- _Task to carry out_: Write out each line from the data below that includes the word "grid".

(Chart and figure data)
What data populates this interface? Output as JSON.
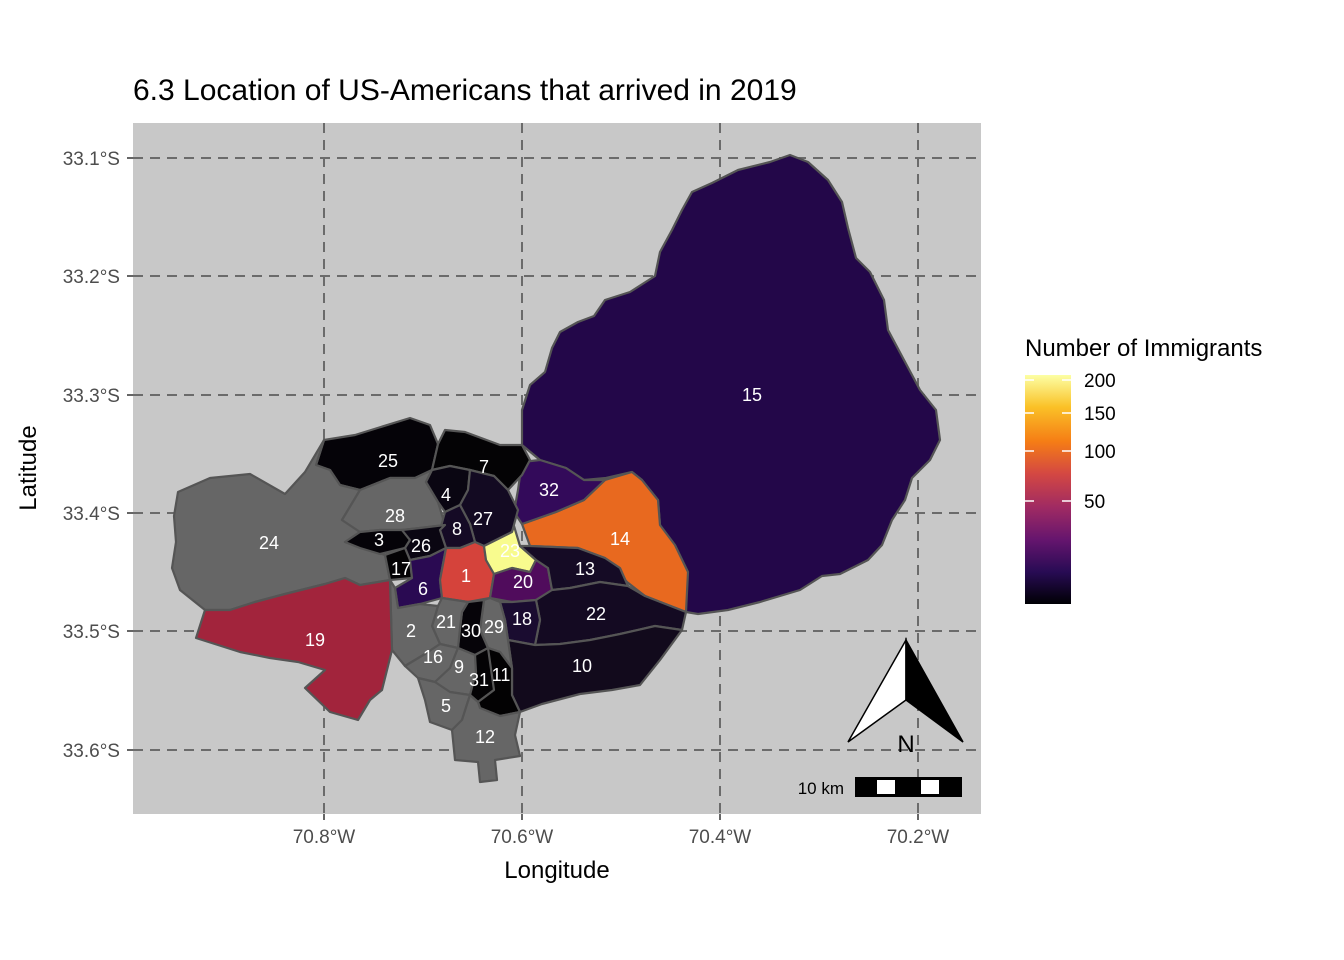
{
  "title": "6.3 Location of US-Americans that arrived in 2019",
  "x_axis": {
    "title": "Longitude",
    "ticks": [
      "70.8°W",
      "70.6°W",
      "70.4°W",
      "70.2°W"
    ]
  },
  "y_axis": {
    "title": "Latitude",
    "ticks": [
      "33.1°S",
      "33.2°S",
      "33.3°S",
      "33.4°S",
      "33.5°S",
      "33.6°S"
    ]
  },
  "legend": {
    "title": "Number of Immigrants",
    "ticks": [
      "200",
      "150",
      "100",
      "50"
    ],
    "colors": [
      "#000004",
      "#280b54",
      "#65156e",
      "#9f2a63",
      "#d44842",
      "#f57d15",
      "#fac127",
      "#fcffa4"
    ],
    "no_data_color": "#666666",
    "scale": "sqrt",
    "tick_values": [
      50,
      100,
      150,
      200
    ]
  },
  "scalebar": {
    "label": "10 km"
  },
  "north_arrow": {
    "label": "N"
  },
  "panel": {
    "background": "#c8c8c8",
    "grid": "dashed"
  },
  "regions": [
    {
      "id": "1",
      "color": "#d5433b"
    },
    {
      "id": "2",
      "color": "#666666"
    },
    {
      "id": "3",
      "color": "#050308"
    },
    {
      "id": "4",
      "color": "#0a0612"
    },
    {
      "id": "5",
      "color": "#666666"
    },
    {
      "id": "6",
      "color": "#2a0a52"
    },
    {
      "id": "7",
      "color": "#040305"
    },
    {
      "id": "8",
      "color": "#150a25"
    },
    {
      "id": "9",
      "color": "#666666"
    },
    {
      "id": "10",
      "color": "#120a1c"
    },
    {
      "id": "11",
      "color": "#030203"
    },
    {
      "id": "12",
      "color": "#666666"
    },
    {
      "id": "13",
      "color": "#150b25"
    },
    {
      "id": "14",
      "color": "#e8691f"
    },
    {
      "id": "15",
      "color": "#230749"
    },
    {
      "id": "16",
      "color": "#666666"
    },
    {
      "id": "17",
      "color": "#040305"
    },
    {
      "id": "18",
      "color": "#1a0c30"
    },
    {
      "id": "19",
      "color": "#a2243c"
    },
    {
      "id": "20",
      "color": "#500c5c"
    },
    {
      "id": "21",
      "color": "#666666"
    },
    {
      "id": "22",
      "color": "#140a22"
    },
    {
      "id": "23",
      "color": "#f8fb8e"
    },
    {
      "id": "24",
      "color": "#666666"
    },
    {
      "id": "25",
      "color": "#050308"
    },
    {
      "id": "26",
      "color": "#0a0612"
    },
    {
      "id": "27",
      "color": "#130a22"
    },
    {
      "id": "28",
      "color": "#666666"
    },
    {
      "id": "29",
      "color": "#666666"
    },
    {
      "id": "30",
      "color": "#060409"
    },
    {
      "id": "31",
      "color": "#040305"
    },
    {
      "id": "32",
      "color": "#330a5a"
    }
  ]
}
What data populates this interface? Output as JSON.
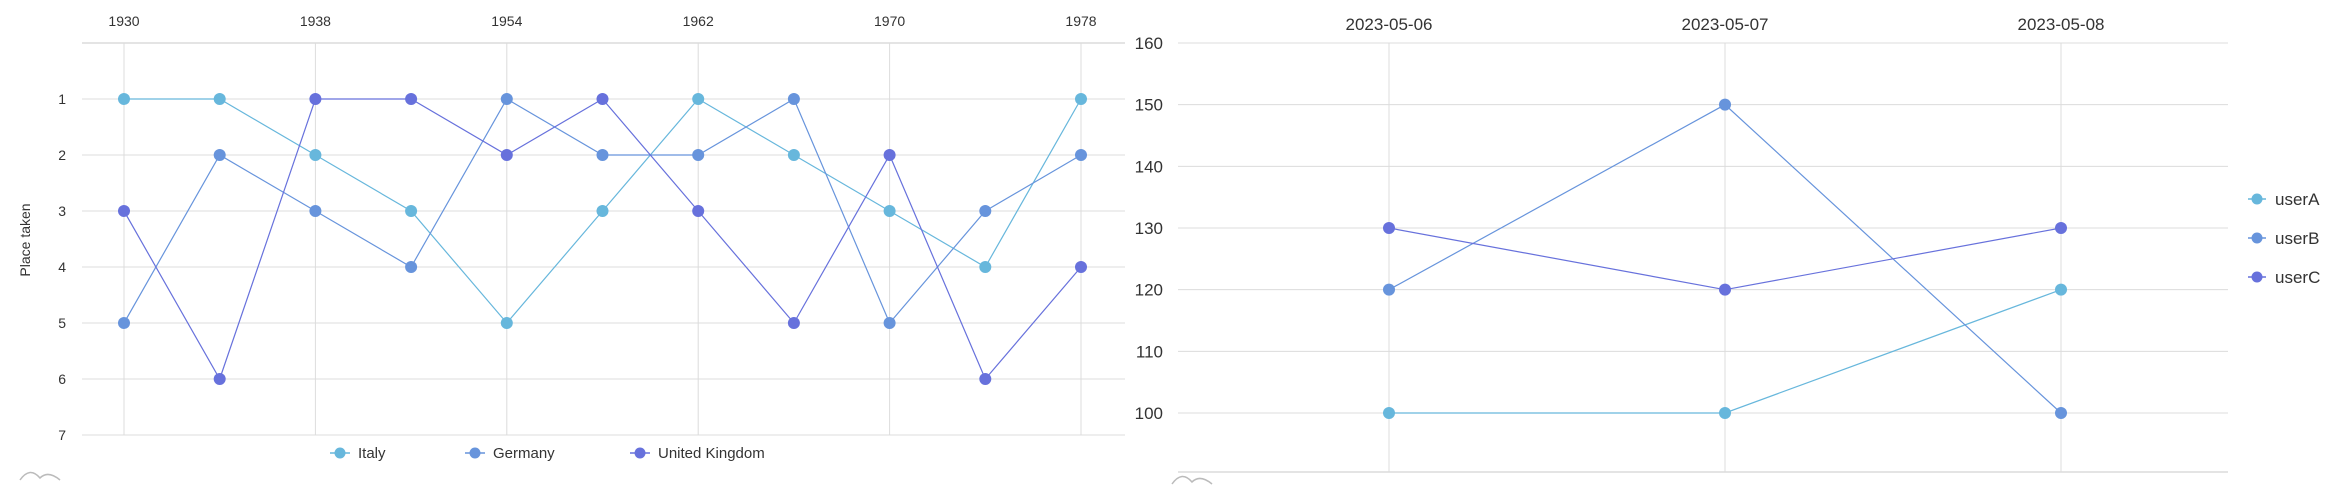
{
  "colors": {
    "grid": "#dcdcdc",
    "axis_line": "#c8c8c8",
    "series": [
      "#67b7dc",
      "#6794dc",
      "#6771dc"
    ]
  },
  "chart_data": [
    {
      "type": "line",
      "x": [
        1930,
        1934,
        1938,
        1950,
        1954,
        1958,
        1962,
        1966,
        1970,
        1974,
        1978
      ],
      "x_tick_labels": [
        "1930",
        "1938",
        "1954",
        "1962",
        "1970",
        "1978"
      ],
      "x_axis_position": "top",
      "ylabel": "Place taken",
      "y_tick_labels": [
        "1",
        "2",
        "3",
        "4",
        "5",
        "6",
        "7"
      ],
      "ylim": [
        0,
        7
      ],
      "y_inverted": true,
      "grid": true,
      "legend_position": "bottom",
      "series": [
        {
          "name": "Italy",
          "values": [
            1,
            1,
            2,
            3,
            5,
            3,
            1,
            2,
            3,
            4,
            1
          ]
        },
        {
          "name": "Germany",
          "values": [
            5,
            2,
            3,
            4,
            1,
            2,
            2,
            1,
            5,
            3,
            2
          ]
        },
        {
          "name": "United Kingdom",
          "values": [
            3,
            6,
            1,
            1,
            2,
            1,
            3,
            5,
            2,
            6,
            4
          ]
        }
      ]
    },
    {
      "type": "line",
      "x": [
        "2023-05-06",
        "2023-05-07",
        "2023-05-08"
      ],
      "x_tick_labels": [
        "2023-05-06",
        "2023-05-07",
        "2023-05-08"
      ],
      "x_axis_position": "top",
      "y_tick_labels": [
        "100",
        "110",
        "120",
        "130",
        "140",
        "150",
        "160"
      ],
      "ylim": [
        93,
        160
      ],
      "grid": true,
      "legend_position": "right",
      "series": [
        {
          "name": "userA",
          "values": [
            100,
            100,
            120
          ]
        },
        {
          "name": "userB",
          "values": [
            120,
            150,
            100
          ]
        },
        {
          "name": "userC",
          "values": [
            130,
            120,
            130
          ]
        }
      ]
    }
  ]
}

- _Output below_:
    "grid": "dashed"
    "grid": "#dcdcdc",
      "grid": true,
      "grid": true,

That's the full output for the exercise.